Give the number of lines containing the word "icon" and nothing more.

------------------------

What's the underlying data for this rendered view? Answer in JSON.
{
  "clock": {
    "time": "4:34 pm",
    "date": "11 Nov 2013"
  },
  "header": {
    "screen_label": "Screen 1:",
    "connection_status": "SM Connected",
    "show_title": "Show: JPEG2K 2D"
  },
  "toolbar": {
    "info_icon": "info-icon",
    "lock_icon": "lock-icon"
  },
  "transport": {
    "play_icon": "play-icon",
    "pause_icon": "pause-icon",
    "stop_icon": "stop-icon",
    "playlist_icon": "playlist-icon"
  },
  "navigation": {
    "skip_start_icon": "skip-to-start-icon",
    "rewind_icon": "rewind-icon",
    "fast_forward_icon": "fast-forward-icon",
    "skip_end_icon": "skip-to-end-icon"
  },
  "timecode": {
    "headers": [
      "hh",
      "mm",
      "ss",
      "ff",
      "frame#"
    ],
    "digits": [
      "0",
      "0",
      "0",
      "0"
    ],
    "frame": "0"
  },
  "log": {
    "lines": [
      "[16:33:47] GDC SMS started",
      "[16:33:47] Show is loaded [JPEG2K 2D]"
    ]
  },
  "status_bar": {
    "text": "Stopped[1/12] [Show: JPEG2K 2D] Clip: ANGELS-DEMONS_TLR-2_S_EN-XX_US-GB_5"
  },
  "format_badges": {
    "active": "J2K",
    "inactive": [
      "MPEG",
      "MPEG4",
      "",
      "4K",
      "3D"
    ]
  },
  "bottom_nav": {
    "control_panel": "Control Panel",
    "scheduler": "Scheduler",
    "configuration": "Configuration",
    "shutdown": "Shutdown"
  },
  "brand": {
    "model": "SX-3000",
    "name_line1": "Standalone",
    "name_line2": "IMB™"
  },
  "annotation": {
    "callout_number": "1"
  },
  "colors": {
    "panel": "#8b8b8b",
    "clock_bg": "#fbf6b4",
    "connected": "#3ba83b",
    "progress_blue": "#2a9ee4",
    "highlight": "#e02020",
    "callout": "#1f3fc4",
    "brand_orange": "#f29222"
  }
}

------------------------

▶ Output
10